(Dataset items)
--------
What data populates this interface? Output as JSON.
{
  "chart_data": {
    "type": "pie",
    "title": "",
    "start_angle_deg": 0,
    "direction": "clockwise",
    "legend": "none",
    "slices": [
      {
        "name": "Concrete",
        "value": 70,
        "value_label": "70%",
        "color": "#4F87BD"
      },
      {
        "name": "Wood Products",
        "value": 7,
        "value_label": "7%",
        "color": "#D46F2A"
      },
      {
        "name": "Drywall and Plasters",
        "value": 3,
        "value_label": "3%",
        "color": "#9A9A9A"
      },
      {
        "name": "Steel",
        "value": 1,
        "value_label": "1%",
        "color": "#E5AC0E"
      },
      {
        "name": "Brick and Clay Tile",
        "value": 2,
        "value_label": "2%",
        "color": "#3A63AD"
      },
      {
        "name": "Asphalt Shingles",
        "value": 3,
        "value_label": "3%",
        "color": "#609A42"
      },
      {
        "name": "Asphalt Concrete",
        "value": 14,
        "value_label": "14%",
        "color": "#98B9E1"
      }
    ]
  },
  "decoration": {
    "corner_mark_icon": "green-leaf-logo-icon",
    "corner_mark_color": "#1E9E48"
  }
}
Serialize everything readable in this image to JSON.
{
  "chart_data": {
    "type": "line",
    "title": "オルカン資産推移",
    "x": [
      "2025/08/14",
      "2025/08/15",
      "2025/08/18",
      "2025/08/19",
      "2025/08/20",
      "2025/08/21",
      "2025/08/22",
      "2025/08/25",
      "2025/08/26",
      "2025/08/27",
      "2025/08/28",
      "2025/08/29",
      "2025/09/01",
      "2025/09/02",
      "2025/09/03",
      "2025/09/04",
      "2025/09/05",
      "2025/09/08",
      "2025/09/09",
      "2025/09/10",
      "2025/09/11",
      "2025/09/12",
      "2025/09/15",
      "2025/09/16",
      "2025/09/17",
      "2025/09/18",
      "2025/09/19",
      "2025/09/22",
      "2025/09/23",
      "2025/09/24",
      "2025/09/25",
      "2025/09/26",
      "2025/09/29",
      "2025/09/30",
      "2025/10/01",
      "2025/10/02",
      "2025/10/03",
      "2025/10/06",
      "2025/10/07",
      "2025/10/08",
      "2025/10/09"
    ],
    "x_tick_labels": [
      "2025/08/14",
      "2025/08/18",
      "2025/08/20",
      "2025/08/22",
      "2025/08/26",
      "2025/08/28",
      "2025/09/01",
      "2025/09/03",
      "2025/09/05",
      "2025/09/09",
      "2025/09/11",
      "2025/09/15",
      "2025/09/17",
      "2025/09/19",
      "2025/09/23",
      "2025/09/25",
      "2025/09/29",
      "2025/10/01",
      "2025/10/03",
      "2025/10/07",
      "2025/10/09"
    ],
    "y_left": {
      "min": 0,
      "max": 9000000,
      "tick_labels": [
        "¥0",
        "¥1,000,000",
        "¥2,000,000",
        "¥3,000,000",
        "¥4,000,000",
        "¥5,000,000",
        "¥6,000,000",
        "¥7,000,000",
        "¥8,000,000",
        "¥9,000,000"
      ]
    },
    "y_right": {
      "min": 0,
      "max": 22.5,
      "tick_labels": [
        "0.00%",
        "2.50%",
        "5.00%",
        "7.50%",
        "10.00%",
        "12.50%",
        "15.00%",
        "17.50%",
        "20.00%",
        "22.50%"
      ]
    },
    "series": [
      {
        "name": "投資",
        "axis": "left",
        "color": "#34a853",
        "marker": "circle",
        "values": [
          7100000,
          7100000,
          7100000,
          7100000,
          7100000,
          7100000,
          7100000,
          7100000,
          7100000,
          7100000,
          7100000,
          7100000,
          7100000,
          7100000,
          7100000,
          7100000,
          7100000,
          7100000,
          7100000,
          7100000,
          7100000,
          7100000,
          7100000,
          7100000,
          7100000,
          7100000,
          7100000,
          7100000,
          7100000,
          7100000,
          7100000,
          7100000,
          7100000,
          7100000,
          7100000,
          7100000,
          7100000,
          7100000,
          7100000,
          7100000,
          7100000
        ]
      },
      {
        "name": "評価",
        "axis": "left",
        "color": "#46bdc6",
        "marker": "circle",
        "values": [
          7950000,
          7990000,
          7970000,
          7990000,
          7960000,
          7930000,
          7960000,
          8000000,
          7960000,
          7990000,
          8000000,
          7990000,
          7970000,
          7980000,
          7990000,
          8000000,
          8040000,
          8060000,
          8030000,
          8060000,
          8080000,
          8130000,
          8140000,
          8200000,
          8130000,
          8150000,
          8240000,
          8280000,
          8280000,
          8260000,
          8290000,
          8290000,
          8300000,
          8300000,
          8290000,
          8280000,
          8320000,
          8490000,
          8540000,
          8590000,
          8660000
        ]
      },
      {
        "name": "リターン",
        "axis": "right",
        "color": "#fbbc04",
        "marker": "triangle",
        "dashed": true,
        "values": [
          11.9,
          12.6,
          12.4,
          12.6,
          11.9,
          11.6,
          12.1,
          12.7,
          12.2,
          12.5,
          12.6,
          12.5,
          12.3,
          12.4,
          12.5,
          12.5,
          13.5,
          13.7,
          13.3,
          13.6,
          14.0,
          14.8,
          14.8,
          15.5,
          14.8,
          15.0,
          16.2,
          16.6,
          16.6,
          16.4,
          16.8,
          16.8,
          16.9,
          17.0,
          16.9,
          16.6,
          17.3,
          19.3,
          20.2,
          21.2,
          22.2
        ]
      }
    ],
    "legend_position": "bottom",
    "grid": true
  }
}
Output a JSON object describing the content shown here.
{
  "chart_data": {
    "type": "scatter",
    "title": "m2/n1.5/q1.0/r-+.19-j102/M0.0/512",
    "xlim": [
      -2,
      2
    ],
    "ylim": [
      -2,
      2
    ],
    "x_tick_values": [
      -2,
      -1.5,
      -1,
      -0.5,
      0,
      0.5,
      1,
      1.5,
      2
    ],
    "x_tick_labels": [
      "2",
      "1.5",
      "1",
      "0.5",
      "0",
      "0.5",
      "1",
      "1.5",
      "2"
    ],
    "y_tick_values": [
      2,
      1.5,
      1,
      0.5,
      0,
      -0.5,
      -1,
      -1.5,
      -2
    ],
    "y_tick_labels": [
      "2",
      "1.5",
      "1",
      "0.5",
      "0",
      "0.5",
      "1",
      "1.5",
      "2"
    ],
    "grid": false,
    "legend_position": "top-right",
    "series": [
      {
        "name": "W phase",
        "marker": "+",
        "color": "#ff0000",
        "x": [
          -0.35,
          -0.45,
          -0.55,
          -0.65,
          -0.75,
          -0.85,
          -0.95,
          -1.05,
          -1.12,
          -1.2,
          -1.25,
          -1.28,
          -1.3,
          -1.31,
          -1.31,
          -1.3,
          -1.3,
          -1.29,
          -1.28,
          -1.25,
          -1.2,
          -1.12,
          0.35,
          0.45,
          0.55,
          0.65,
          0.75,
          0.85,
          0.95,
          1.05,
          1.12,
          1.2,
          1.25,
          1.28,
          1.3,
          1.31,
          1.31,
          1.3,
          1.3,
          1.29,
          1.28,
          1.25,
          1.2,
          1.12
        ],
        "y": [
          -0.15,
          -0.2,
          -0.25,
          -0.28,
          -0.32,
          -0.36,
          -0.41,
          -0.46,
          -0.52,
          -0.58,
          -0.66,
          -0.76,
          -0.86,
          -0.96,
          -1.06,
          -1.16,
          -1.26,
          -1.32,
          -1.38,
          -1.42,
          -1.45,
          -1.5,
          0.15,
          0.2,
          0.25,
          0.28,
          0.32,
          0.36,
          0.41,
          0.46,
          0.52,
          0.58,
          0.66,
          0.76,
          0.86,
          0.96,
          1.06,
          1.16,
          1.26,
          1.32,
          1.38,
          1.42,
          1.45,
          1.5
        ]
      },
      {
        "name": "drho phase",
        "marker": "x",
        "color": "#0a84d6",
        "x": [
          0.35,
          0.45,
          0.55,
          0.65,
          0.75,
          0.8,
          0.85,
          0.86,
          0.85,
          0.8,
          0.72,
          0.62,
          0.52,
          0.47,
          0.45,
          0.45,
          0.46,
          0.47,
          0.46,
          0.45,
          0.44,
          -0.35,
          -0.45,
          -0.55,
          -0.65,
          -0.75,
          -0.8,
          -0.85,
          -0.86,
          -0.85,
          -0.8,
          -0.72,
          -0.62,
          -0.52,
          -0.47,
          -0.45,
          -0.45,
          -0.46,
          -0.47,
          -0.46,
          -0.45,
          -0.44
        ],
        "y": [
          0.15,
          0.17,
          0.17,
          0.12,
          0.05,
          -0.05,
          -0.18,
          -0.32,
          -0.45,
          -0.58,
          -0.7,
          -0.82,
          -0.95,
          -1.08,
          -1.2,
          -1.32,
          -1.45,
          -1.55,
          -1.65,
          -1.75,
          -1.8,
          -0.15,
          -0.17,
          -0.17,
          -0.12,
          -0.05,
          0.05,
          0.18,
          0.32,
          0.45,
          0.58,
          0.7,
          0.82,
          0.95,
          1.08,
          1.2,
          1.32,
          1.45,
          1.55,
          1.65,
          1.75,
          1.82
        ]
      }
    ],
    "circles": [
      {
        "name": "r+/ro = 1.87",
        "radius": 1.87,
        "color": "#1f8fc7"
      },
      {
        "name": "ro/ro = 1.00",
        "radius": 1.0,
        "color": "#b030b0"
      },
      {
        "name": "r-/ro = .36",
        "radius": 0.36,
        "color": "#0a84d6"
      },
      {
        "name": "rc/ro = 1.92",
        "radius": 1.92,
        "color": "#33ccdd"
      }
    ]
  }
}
--------
# Exercise directions:
Your answer should be a single number: the count of lines containing the word "radius".

# Complete output:
4